Aim:
Copy out every line in the entries below that includes "given".

── Records for the task ──

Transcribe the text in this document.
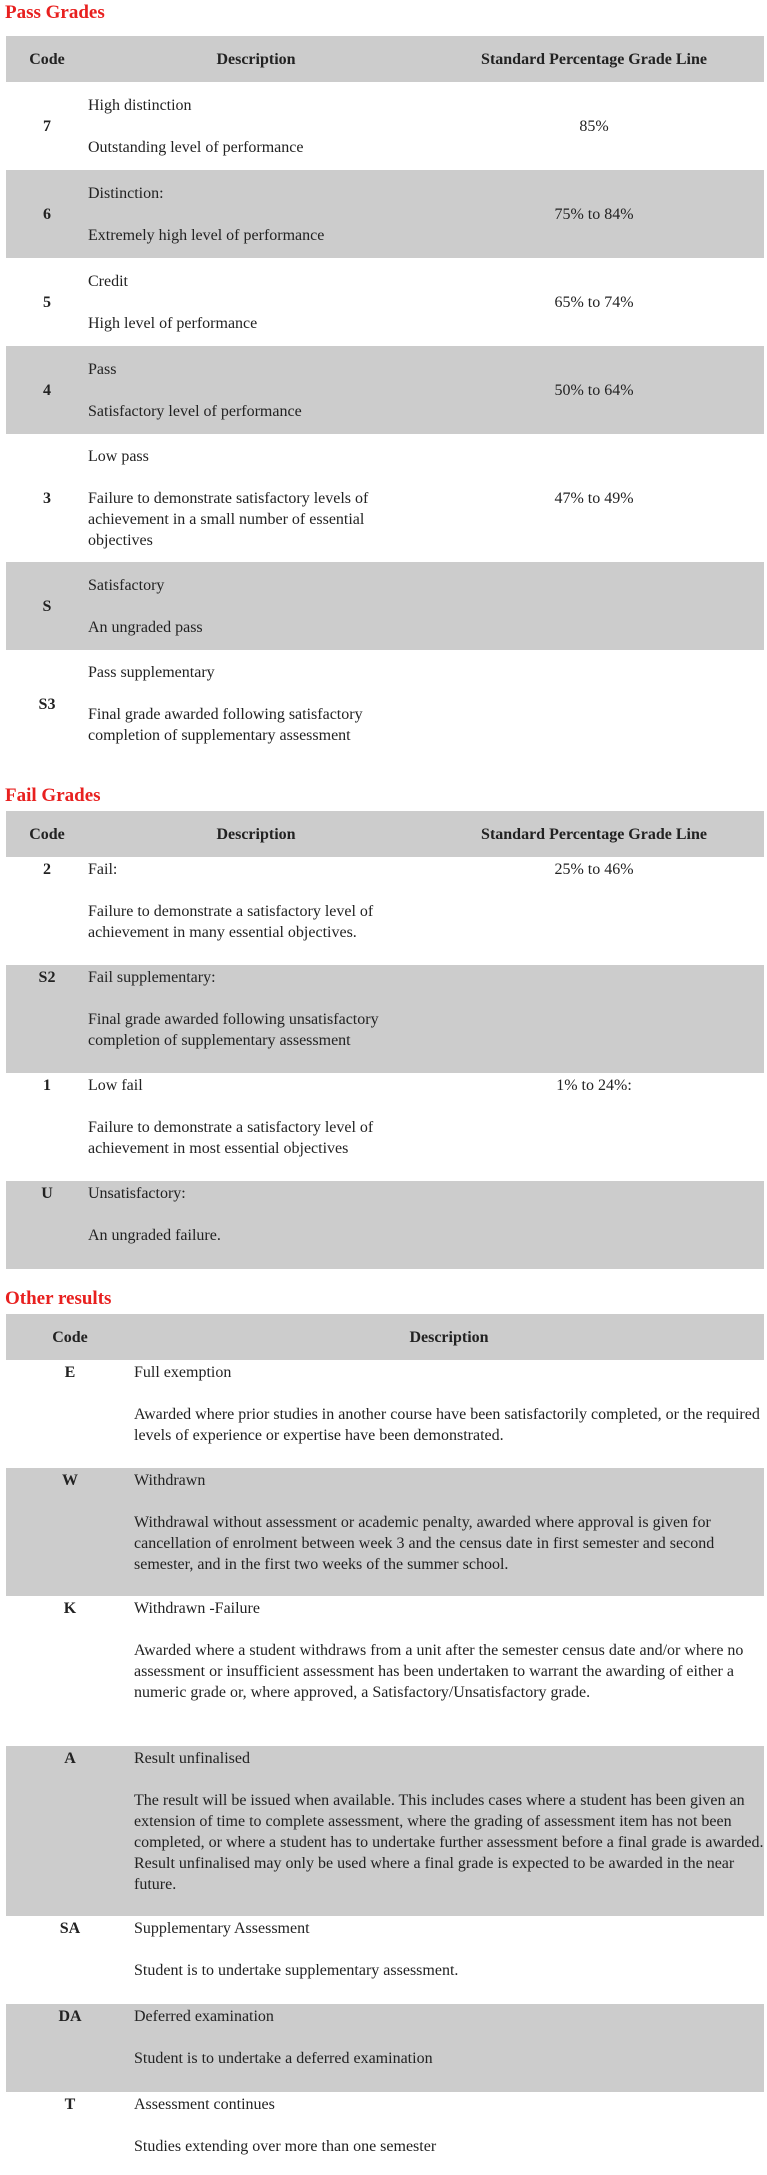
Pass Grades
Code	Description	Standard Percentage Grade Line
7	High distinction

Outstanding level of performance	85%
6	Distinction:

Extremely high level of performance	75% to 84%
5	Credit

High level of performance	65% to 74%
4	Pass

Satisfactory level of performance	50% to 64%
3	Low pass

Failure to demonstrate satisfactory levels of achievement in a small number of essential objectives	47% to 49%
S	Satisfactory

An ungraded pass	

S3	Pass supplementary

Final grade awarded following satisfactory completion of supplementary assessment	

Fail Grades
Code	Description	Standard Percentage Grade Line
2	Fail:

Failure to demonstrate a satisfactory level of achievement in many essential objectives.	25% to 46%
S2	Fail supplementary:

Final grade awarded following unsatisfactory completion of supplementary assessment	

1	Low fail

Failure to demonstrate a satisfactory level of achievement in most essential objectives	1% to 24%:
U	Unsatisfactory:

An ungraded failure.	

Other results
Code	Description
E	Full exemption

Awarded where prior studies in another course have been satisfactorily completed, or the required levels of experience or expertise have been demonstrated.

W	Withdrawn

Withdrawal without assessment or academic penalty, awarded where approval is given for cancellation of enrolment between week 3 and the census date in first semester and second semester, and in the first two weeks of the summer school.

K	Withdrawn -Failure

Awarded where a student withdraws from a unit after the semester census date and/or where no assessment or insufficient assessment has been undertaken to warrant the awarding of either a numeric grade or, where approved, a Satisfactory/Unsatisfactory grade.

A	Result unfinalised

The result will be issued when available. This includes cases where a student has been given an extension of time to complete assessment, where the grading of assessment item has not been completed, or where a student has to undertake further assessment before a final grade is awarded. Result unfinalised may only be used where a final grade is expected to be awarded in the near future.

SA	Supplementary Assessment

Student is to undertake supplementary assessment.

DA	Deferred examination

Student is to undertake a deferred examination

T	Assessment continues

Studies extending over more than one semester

───
── Records for the task ──

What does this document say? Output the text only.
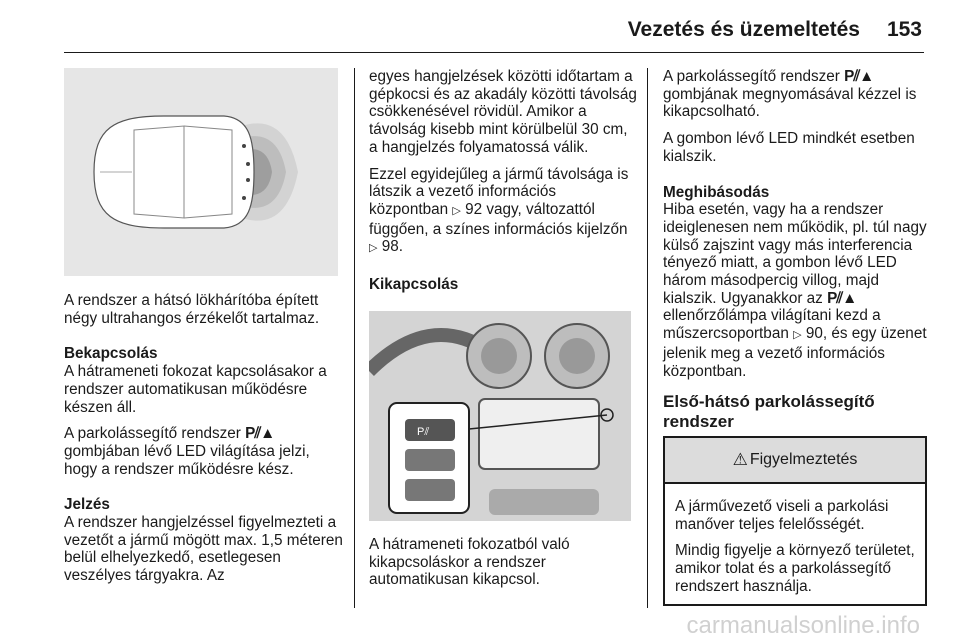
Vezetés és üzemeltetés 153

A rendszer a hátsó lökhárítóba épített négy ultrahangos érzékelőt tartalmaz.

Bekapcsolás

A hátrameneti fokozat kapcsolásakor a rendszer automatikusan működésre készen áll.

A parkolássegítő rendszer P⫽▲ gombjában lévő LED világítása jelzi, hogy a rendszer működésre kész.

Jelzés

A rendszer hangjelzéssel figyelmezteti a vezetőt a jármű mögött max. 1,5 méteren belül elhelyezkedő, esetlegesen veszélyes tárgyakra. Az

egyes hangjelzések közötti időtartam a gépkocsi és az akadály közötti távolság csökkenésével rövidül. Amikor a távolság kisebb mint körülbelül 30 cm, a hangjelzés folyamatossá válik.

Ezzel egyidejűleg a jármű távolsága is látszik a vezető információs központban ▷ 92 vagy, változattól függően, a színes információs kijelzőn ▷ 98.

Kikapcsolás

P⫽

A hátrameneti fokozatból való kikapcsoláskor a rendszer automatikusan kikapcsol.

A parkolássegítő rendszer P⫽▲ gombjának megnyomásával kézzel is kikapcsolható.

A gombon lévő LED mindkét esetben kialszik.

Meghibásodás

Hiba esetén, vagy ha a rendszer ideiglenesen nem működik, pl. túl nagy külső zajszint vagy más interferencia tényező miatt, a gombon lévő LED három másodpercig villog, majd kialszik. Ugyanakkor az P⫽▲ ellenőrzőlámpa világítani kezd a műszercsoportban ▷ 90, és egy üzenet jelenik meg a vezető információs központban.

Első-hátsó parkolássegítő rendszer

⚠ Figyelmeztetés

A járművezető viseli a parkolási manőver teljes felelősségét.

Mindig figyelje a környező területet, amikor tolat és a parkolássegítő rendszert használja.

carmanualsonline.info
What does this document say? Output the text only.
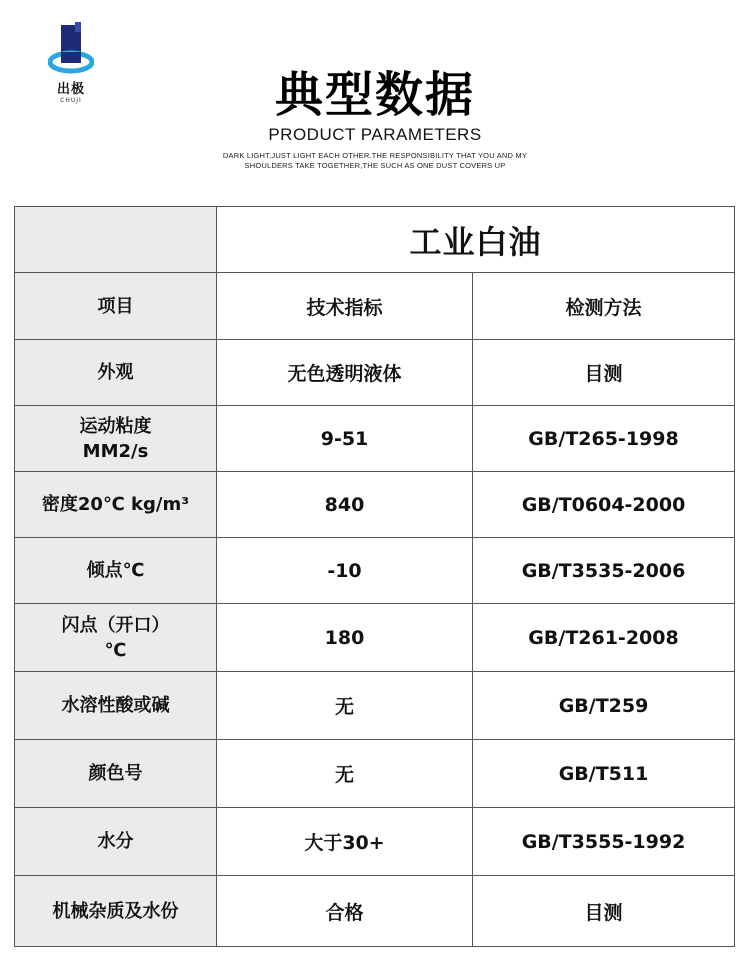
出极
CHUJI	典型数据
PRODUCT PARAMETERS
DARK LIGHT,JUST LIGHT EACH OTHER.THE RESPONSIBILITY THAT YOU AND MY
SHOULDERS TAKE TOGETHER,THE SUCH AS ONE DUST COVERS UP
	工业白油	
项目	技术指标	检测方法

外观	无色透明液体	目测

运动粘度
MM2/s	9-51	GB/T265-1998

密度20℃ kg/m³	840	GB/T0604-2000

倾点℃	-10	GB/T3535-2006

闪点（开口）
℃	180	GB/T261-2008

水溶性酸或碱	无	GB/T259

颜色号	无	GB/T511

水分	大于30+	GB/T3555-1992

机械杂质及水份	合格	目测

───

Problem solution:
Withdrawal without assessment or academic penalty, awarded where approval is given for cancellation of enrolment between week 3 and the census date in first semester and second semester, and in the first two weeks of the summer school.
The result will be issued when available. This includes cases where a student has been given an extension of time to complete assessment, where the grading of assessment item has not been completed, or where a student has to undertake further assessment before a final grade is awarded. Result unfinalised may only be used where a final grade is expected to be awarded in the near future.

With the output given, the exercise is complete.